■ DATA FOR PROCESSING:
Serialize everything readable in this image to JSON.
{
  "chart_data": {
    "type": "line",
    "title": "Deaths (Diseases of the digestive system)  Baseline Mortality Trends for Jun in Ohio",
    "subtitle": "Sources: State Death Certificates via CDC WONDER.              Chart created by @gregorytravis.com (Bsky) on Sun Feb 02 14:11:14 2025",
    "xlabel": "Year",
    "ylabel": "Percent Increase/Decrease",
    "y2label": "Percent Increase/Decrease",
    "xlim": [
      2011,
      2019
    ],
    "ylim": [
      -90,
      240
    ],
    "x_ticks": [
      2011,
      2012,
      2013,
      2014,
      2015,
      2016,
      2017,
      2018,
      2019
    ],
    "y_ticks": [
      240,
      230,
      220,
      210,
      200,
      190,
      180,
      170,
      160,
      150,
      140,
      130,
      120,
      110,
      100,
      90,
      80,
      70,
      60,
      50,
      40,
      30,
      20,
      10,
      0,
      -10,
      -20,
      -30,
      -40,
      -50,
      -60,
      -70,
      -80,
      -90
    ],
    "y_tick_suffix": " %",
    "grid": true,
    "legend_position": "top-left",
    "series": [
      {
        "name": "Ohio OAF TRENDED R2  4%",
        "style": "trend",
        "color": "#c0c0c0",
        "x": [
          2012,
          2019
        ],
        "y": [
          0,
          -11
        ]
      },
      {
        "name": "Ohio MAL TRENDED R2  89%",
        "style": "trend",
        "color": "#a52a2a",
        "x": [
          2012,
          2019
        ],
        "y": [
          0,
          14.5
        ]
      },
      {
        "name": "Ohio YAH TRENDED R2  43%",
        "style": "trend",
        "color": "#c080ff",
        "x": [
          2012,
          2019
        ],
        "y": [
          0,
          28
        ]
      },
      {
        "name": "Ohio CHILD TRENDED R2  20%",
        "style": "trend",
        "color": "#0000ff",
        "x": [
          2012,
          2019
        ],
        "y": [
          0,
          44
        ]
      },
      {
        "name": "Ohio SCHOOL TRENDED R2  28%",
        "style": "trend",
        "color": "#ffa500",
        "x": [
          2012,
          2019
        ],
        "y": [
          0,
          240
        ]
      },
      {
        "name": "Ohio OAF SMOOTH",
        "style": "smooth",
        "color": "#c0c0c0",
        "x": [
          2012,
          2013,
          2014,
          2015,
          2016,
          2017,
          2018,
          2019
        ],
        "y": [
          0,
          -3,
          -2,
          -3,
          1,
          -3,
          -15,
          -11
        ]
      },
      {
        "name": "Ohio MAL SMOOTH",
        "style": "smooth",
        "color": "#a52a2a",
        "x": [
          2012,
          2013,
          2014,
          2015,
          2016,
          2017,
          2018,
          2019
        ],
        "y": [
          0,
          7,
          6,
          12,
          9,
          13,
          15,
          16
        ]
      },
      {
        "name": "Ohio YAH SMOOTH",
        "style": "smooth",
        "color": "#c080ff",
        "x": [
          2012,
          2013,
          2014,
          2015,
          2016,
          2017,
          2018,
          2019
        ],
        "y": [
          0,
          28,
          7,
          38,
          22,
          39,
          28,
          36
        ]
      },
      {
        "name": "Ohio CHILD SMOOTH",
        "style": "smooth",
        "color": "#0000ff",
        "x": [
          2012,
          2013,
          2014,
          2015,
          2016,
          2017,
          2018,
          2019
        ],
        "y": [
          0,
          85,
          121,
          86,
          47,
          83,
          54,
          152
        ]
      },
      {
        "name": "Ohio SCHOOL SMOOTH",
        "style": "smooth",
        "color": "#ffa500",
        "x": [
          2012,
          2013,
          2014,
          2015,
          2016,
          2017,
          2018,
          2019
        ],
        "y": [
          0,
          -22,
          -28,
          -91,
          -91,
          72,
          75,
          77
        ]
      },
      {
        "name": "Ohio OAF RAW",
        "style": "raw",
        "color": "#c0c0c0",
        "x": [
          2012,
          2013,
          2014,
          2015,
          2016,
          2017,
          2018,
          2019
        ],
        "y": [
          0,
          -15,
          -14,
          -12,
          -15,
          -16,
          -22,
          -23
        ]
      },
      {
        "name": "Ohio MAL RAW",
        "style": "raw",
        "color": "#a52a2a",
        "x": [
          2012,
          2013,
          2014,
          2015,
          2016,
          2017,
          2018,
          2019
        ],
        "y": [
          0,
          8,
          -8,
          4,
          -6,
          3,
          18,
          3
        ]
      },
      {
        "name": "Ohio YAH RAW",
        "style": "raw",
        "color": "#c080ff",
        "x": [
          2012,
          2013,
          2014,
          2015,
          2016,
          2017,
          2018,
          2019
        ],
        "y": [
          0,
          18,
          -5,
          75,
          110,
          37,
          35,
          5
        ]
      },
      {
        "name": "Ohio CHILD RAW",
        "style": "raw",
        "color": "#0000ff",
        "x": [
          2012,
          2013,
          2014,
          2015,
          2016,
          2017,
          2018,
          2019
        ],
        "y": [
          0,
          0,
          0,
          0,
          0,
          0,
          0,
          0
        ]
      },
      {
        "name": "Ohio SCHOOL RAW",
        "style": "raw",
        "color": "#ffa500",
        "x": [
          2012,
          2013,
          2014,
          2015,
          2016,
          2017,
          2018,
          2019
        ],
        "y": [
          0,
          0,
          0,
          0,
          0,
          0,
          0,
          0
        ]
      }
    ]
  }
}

■ WHAT IS EXPECTED: Count the lines of the material that include the word "CHILD", then report only the total.

■ FINAL ANSWER: 3